## Direction:
Copy every line from the records below that holds the word "JSON".

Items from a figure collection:
____________________

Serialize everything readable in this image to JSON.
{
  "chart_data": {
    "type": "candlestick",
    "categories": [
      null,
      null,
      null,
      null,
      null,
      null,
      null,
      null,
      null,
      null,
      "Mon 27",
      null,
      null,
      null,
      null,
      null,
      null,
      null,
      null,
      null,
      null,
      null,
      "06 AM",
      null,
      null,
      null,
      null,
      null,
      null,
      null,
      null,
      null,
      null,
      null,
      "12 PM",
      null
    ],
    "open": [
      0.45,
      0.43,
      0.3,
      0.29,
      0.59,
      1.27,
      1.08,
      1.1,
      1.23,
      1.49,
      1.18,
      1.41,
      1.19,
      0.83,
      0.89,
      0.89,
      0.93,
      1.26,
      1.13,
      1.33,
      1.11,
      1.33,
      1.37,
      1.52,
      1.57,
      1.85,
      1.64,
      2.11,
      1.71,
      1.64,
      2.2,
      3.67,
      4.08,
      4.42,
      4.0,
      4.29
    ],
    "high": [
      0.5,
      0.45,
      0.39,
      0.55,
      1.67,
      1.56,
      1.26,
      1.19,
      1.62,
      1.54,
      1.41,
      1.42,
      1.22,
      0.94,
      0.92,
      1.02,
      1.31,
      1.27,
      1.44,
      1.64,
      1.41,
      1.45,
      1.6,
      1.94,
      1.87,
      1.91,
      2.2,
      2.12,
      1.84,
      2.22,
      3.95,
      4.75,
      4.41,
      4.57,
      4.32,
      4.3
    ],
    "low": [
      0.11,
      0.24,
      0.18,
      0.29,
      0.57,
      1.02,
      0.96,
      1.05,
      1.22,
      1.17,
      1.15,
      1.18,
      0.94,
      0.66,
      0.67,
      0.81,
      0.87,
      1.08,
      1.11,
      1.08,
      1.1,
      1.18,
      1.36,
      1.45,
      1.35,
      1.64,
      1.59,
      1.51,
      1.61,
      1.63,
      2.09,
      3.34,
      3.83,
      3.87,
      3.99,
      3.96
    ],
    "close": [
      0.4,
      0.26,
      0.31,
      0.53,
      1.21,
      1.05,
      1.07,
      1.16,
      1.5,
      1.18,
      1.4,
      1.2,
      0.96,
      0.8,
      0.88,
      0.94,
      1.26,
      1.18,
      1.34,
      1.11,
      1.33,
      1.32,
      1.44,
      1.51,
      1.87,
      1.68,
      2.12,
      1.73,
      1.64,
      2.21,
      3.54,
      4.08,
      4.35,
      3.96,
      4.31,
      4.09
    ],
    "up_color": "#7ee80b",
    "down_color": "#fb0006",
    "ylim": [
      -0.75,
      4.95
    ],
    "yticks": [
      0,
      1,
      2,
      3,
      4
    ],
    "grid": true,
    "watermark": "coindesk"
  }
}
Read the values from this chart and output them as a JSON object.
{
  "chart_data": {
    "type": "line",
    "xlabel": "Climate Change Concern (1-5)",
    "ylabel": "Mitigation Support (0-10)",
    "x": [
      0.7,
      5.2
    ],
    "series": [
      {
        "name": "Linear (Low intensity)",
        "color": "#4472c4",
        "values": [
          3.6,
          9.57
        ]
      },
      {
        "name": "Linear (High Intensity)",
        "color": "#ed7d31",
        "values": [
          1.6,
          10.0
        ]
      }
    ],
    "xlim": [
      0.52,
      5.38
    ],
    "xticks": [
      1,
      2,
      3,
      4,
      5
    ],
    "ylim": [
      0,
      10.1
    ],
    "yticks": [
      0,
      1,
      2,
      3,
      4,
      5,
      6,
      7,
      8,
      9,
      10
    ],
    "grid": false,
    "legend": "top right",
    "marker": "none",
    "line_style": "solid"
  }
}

____________________

## Right answer:
Serialize everything readable in this image to JSON.
Read the values from this chart and output them as a JSON object.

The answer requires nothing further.